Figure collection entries
%%

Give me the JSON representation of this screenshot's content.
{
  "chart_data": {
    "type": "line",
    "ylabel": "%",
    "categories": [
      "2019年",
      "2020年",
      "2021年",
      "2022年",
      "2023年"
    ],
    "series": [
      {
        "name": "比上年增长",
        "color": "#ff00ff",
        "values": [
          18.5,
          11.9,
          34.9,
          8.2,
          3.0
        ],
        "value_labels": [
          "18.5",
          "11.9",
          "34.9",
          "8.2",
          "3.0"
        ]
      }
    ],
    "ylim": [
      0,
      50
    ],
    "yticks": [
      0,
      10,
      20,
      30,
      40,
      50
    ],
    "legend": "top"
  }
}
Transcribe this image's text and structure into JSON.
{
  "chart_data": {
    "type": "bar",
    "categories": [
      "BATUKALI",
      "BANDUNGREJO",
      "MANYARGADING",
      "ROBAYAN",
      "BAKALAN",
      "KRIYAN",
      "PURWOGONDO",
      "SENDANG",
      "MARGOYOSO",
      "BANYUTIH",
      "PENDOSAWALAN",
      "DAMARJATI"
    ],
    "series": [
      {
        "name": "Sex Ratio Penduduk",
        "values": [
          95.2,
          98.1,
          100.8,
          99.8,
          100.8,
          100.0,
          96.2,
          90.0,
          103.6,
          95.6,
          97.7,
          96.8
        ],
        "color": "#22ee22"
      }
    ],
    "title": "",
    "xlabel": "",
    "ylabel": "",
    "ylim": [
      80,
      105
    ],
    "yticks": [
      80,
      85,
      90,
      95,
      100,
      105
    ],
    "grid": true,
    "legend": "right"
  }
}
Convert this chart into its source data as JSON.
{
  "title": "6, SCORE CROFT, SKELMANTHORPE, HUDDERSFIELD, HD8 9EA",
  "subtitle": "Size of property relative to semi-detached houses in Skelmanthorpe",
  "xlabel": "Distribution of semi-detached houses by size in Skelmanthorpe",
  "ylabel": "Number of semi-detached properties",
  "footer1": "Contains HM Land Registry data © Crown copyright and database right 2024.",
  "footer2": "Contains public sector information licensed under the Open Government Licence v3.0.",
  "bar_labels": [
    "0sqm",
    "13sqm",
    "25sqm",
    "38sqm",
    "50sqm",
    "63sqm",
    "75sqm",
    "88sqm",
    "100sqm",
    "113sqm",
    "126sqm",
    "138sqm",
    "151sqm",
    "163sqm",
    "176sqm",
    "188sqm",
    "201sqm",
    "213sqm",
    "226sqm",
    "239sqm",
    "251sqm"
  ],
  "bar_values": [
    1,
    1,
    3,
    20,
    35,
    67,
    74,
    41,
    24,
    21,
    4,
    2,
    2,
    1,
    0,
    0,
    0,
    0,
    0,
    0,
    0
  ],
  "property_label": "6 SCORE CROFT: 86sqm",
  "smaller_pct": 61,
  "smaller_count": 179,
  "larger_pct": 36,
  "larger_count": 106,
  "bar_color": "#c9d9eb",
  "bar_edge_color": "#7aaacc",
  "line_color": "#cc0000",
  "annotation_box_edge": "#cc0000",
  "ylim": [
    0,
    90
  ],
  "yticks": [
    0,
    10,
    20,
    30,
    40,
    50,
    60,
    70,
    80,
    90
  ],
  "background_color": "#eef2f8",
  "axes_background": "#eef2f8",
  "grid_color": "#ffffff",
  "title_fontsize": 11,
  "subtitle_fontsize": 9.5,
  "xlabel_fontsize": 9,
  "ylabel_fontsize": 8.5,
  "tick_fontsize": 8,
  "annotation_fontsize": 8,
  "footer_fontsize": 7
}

%%

Exercise aim >>
Please give back all of the records exactly as written.

Task response >>
Give me the JSON representation of this screenshot's content.
{
  "chart_data": {
    "type": "line",
    "ylabel": "%",
    "categories": [
      "2019年",
      "2020年",
      "2021年",
      "2022年",
      "2023年"
    ],
    "series": [
      {
        "name": "比上年增长",
        "color": "#ff00ff",
        "values": [
          18.5,
          11.9,
          34.9,
          8.2,
          3.0
        ],
        "value_labels": [
          "18.5",
          "11.9",
          "34.9",
          "8.2",
          "3.0"
        ]
      }
    ],
    "ylim": [
      0,
      50
    ],
    "yticks": [
      0,
      10,
      20,
      30,
      40,
      50
    ],
    "legend": "top"
  }
}
Transcribe this image's text and structure into JSON.
{
  "chart_data": {
    "type": "bar",
    "categories": [
      "BATUKALI",
      "BANDUNGREJO",
      "MANYARGADING",
      "ROBAYAN",
      "BAKALAN",
      "KRIYAN",
      "PURWOGONDO",
      "SENDANG",
      "MARGOYOSO",
      "BANYUTIH",
      "PENDOSAWALAN",
      "DAMARJATI"
    ],
    "series": [
      {
        "name": "Sex Ratio Penduduk",
        "values": [
          95.2,
          98.1,
          100.8,
          99.8,
          100.8,
          100.0,
          96.2,
          90.0,
          103.6,
          95.6,
          97.7,
          96.8
        ],
        "color": "#22ee22"
      }
    ],
    "title": "",
    "xlabel": "",
    "ylabel": "",
    "ylim": [
      80,
      105
    ],
    "yticks": [
      80,
      85,
      90,
      95,
      100,
      105
    ],
    "grid": true,
    "legend": "right"
  }
}
Convert this chart into its source data as JSON.
{
  "title": "6, SCORE CROFT, SKELMANTHORPE, HUDDERSFIELD, HD8 9EA",
  "subtitle": "Size of property relative to semi-detached houses in Skelmanthorpe",
  "xlabel": "Distribution of semi-detached houses by size in Skelmanthorpe",
  "ylabel": "Number of semi-detached properties",
  "footer1": "Contains HM Land Registry data © Crown copyright and database right 2024.",
  "footer2": "Contains public sector information licensed under the Open Government Licence v3.0.",
  "bar_labels": [
    "0sqm",
    "13sqm",
    "25sqm",
    "38sqm",
    "50sqm",
    "63sqm",
    "75sqm",
    "88sqm",
    "100sqm",
    "113sqm",
    "126sqm",
    "138sqm",
    "151sqm",
    "163sqm",
    "176sqm",
    "188sqm",
    "201sqm",
    "213sqm",
    "226sqm",
    "239sqm",
    "251sqm"
  ],
  "bar_values": [
    1,
    1,
    3,
    20,
    35,
    67,
    74,
    41,
    24,
    21,
    4,
    2,
    2,
    1,
    0,
    0,
    0,
    0,
    0,
    0,
    0
  ],
  "property_label": "6 SCORE CROFT: 86sqm",
  "smaller_pct": 61,
  "smaller_count": 179,
  "larger_pct": 36,
  "larger_count": 106,
  "bar_color": "#c9d9eb",
  "bar_edge_color": "#7aaacc",
  "line_color": "#cc0000",
  "annotation_box_edge": "#cc0000",
  "ylim": [
    0,
    90
  ],
  "yticks": [
    0,
    10,
    20,
    30,
    40,
    50,
    60,
    70,
    80,
    90
  ],
  "background_color": "#eef2f8",
  "axes_background": "#eef2f8",
  "grid_color": "#ffffff",
  "title_fontsize": 11,
  "subtitle_fontsize": 9.5,
  "xlabel_fontsize": 9,
  "ylabel_fontsize": 8.5,
  "tick_fontsize": 8,
  "annotation_fontsize": 8,
  "footer_fontsize": 7
}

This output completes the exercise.